(Collection entries)

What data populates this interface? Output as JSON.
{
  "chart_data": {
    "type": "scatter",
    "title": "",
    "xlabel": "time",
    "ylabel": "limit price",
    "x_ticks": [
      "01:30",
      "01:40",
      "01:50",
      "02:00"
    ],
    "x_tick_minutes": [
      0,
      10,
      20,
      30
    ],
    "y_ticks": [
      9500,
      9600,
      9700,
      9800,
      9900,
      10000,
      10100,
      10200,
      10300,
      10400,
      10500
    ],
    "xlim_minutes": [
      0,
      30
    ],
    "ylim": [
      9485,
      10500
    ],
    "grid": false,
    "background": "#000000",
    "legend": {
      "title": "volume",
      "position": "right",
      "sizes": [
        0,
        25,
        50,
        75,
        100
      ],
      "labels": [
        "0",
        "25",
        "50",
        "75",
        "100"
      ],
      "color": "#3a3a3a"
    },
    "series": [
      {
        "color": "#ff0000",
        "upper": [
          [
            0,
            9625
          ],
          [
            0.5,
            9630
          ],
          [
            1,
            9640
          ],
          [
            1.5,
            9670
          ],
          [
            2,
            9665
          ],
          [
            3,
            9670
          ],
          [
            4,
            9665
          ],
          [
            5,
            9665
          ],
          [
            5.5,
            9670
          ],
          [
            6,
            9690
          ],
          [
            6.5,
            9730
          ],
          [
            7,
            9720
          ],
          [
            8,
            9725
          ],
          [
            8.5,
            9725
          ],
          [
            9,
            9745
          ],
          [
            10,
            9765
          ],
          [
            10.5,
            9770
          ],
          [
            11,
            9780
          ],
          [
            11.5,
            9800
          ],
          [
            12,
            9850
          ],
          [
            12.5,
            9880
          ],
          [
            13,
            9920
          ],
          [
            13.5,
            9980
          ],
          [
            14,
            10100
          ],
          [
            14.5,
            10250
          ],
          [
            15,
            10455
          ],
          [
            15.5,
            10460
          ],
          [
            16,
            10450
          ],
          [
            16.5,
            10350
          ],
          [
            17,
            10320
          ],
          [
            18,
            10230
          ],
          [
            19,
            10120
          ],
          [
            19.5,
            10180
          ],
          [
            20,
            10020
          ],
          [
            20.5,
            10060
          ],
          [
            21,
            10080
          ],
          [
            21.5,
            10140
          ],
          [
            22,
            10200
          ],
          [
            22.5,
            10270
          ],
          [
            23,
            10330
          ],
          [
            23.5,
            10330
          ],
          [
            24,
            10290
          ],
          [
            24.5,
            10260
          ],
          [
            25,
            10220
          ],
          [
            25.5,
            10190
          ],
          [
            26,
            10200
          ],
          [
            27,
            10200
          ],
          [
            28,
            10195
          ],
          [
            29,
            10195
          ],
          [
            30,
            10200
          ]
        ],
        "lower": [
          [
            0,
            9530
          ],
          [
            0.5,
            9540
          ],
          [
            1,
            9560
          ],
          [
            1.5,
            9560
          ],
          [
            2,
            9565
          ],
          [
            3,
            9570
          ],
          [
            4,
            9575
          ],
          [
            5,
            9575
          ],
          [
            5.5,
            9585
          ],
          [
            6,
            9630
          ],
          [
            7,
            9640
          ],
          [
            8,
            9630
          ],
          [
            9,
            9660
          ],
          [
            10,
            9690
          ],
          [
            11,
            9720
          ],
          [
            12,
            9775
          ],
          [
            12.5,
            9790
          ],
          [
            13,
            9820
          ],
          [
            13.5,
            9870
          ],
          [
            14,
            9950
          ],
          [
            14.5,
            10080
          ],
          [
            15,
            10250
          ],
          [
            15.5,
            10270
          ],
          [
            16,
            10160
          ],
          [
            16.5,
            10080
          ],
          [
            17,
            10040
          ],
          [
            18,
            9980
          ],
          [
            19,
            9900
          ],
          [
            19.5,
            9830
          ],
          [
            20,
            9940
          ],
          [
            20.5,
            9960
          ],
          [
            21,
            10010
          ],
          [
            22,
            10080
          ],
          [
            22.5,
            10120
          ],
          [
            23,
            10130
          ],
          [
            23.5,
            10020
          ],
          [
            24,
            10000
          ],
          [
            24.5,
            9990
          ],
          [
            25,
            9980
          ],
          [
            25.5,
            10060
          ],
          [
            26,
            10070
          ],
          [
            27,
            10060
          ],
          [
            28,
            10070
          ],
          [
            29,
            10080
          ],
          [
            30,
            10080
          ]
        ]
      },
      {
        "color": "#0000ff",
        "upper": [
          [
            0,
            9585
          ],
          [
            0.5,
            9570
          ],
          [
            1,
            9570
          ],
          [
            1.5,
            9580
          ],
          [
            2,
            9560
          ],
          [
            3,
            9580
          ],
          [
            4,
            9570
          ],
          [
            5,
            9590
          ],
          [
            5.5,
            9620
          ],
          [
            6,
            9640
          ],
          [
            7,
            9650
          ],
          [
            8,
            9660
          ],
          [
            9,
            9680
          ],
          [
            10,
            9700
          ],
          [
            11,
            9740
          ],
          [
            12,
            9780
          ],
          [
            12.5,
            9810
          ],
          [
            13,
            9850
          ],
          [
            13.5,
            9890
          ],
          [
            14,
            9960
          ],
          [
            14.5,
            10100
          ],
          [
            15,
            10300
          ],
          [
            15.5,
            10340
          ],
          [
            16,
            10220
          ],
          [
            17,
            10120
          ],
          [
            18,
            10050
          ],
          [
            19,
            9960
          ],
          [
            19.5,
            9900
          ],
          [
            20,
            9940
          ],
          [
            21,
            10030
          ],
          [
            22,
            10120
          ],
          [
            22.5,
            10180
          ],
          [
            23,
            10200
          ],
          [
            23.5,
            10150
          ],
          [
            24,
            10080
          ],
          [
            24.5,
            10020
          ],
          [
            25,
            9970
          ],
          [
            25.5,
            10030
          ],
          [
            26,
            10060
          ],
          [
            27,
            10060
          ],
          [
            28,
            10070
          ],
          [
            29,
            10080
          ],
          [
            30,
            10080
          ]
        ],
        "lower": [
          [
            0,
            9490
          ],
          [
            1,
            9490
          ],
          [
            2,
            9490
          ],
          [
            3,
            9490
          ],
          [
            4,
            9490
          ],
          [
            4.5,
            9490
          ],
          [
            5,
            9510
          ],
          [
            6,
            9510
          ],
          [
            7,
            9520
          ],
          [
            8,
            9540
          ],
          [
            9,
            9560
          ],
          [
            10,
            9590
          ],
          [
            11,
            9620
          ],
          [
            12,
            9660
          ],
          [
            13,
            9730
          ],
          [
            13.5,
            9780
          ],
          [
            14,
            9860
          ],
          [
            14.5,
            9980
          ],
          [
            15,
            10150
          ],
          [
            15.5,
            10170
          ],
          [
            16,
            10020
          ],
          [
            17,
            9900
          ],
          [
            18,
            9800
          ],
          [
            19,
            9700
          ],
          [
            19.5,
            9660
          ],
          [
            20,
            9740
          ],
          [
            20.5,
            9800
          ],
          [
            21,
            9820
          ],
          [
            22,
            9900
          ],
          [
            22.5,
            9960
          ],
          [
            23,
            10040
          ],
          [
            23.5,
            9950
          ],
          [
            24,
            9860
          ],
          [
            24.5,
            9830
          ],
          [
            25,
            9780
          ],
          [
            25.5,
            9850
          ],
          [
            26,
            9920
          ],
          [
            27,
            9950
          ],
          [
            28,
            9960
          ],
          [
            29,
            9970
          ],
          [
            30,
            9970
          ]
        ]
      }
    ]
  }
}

EXERCISE DIRECTIONS -> Can you give every line above again, exactly as written?

FINISHED ANSWER ->
What data populates this interface? Output as JSON.
{
  "chart_data": {
    "type": "scatter",
    "title": "",
    "xlabel": "time",
    "ylabel": "limit price",
    "x_ticks": [
      "01:30",
      "01:40",
      "01:50",
      "02:00"
    ],
    "x_tick_minutes": [
      0,
      10,
      20,
      30
    ],
    "y_ticks": [
      9500,
      9600,
      9700,
      9800,
      9900,
      10000,
      10100,
      10200,
      10300,
      10400,
      10500
    ],
    "xlim_minutes": [
      0,
      30
    ],
    "ylim": [
      9485,
      10500
    ],
    "grid": false,
    "background": "#000000",
    "legend": {
      "title": "volume",
      "position": "right",
      "sizes": [
        0,
        25,
        50,
        75,
        100
      ],
      "labels": [
        "0",
        "25",
        "50",
        "75",
        "100"
      ],
      "color": "#3a3a3a"
    },
    "series": [
      {
        "color": "#ff0000",
        "upper": [
          [
            0,
            9625
          ],
          [
            0.5,
            9630
          ],
          [
            1,
            9640
          ],
          [
            1.5,
            9670
          ],
          [
            2,
            9665
          ],
          [
            3,
            9670
          ],
          [
            4,
            9665
          ],
          [
            5,
            9665
          ],
          [
            5.5,
            9670
          ],
          [
            6,
            9690
          ],
          [
            6.5,
            9730
          ],
          [
            7,
            9720
          ],
          [
            8,
            9725
          ],
          [
            8.5,
            9725
          ],
          [
            9,
            9745
          ],
          [
            10,
            9765
          ],
          [
            10.5,
            9770
          ],
          [
            11,
            9780
          ],
          [
            11.5,
            9800
          ],
          [
            12,
            9850
          ],
          [
            12.5,
            9880
          ],
          [
            13,
            9920
          ],
          [
            13.5,
            9980
          ],
          [
            14,
            10100
          ],
          [
            14.5,
            10250
          ],
          [
            15,
            10455
          ],
          [
            15.5,
            10460
          ],
          [
            16,
            10450
          ],
          [
            16.5,
            10350
          ],
          [
            17,
            10320
          ],
          [
            18,
            10230
          ],
          [
            19,
            10120
          ],
          [
            19.5,
            10180
          ],
          [
            20,
            10020
          ],
          [
            20.5,
            10060
          ],
          [
            21,
            10080
          ],
          [
            21.5,
            10140
          ],
          [
            22,
            10200
          ],
          [
            22.5,
            10270
          ],
          [
            23,
            10330
          ],
          [
            23.5,
            10330
          ],
          [
            24,
            10290
          ],
          [
            24.5,
            10260
          ],
          [
            25,
            10220
          ],
          [
            25.5,
            10190
          ],
          [
            26,
            10200
          ],
          [
            27,
            10200
          ],
          [
            28,
            10195
          ],
          [
            29,
            10195
          ],
          [
            30,
            10200
          ]
        ],
        "lower": [
          [
            0,
            9530
          ],
          [
            0.5,
            9540
          ],
          [
            1,
            9560
          ],
          [
            1.5,
            9560
          ],
          [
            2,
            9565
          ],
          [
            3,
            9570
          ],
          [
            4,
            9575
          ],
          [
            5,
            9575
          ],
          [
            5.5,
            9585
          ],
          [
            6,
            9630
          ],
          [
            7,
            9640
          ],
          [
            8,
            9630
          ],
          [
            9,
            9660
          ],
          [
            10,
            9690
          ],
          [
            11,
            9720
          ],
          [
            12,
            9775
          ],
          [
            12.5,
            9790
          ],
          [
            13,
            9820
          ],
          [
            13.5,
            9870
          ],
          [
            14,
            9950
          ],
          [
            14.5,
            10080
          ],
          [
            15,
            10250
          ],
          [
            15.5,
            10270
          ],
          [
            16,
            10160
          ],
          [
            16.5,
            10080
          ],
          [
            17,
            10040
          ],
          [
            18,
            9980
          ],
          [
            19,
            9900
          ],
          [
            19.5,
            9830
          ],
          [
            20,
            9940
          ],
          [
            20.5,
            9960
          ],
          [
            21,
            10010
          ],
          [
            22,
            10080
          ],
          [
            22.5,
            10120
          ],
          [
            23,
            10130
          ],
          [
            23.5,
            10020
          ],
          [
            24,
            10000
          ],
          [
            24.5,
            9990
          ],
          [
            25,
            9980
          ],
          [
            25.5,
            10060
          ],
          [
            26,
            10070
          ],
          [
            27,
            10060
          ],
          [
            28,
            10070
          ],
          [
            29,
            10080
          ],
          [
            30,
            10080
          ]
        ]
      },
      {
        "color": "#0000ff",
        "upper": [
          [
            0,
            9585
          ],
          [
            0.5,
            9570
          ],
          [
            1,
            9570
          ],
          [
            1.5,
            9580
          ],
          [
            2,
            9560
          ],
          [
            3,
            9580
          ],
          [
            4,
            9570
          ],
          [
            5,
            9590
          ],
          [
            5.5,
            9620
          ],
          [
            6,
            9640
          ],
          [
            7,
            9650
          ],
          [
            8,
            9660
          ],
          [
            9,
            9680
          ],
          [
            10,
            9700
          ],
          [
            11,
            9740
          ],
          [
            12,
            9780
          ],
          [
            12.5,
            9810
          ],
          [
            13,
            9850
          ],
          [
            13.5,
            9890
          ],
          [
            14,
            9960
          ],
          [
            14.5,
            10100
          ],
          [
            15,
            10300
          ],
          [
            15.5,
            10340
          ],
          [
            16,
            10220
          ],
          [
            17,
            10120
          ],
          [
            18,
            10050
          ],
          [
            19,
            9960
          ],
          [
            19.5,
            9900
          ],
          [
            20,
            9940
          ],
          [
            21,
            10030
          ],
          [
            22,
            10120
          ],
          [
            22.5,
            10180
          ],
          [
            23,
            10200
          ],
          [
            23.5,
            10150
          ],
          [
            24,
            10080
          ],
          [
            24.5,
            10020
          ],
          [
            25,
            9970
          ],
          [
            25.5,
            10030
          ],
          [
            26,
            10060
          ],
          [
            27,
            10060
          ],
          [
            28,
            10070
          ],
          [
            29,
            10080
          ],
          [
            30,
            10080
          ]
        ],
        "lower": [
          [
            0,
            9490
          ],
          [
            1,
            9490
          ],
          [
            2,
            9490
          ],
          [
            3,
            9490
          ],
          [
            4,
            9490
          ],
          [
            4.5,
            9490
          ],
          [
            5,
            9510
          ],
          [
            6,
            9510
          ],
          [
            7,
            9520
          ],
          [
            8,
            9540
          ],
          [
            9,
            9560
          ],
          [
            10,
            9590
          ],
          [
            11,
            9620
          ],
          [
            12,
            9660
          ],
          [
            13,
            9730
          ],
          [
            13.5,
            9780
          ],
          [
            14,
            9860
          ],
          [
            14.5,
            9980
          ],
          [
            15,
            10150
          ],
          [
            15.5,
            10170
          ],
          [
            16,
            10020
          ],
          [
            17,
            9900
          ],
          [
            18,
            9800
          ],
          [
            19,
            9700
          ],
          [
            19.5,
            9660
          ],
          [
            20,
            9740
          ],
          [
            20.5,
            9800
          ],
          [
            21,
            9820
          ],
          [
            22,
            9900
          ],
          [
            22.5,
            9960
          ],
          [
            23,
            10040
          ],
          [
            23.5,
            9950
          ],
          [
            24,
            9860
          ],
          [
            24.5,
            9830
          ],
          [
            25,
            9780
          ],
          [
            25.5,
            9850
          ],
          [
            26,
            9920
          ],
          [
            27,
            9950
          ],
          [
            28,
            9960
          ],
          [
            29,
            9970
          ],
          [
            30,
            9970
          ]
        ]
      }
    ]
  }
}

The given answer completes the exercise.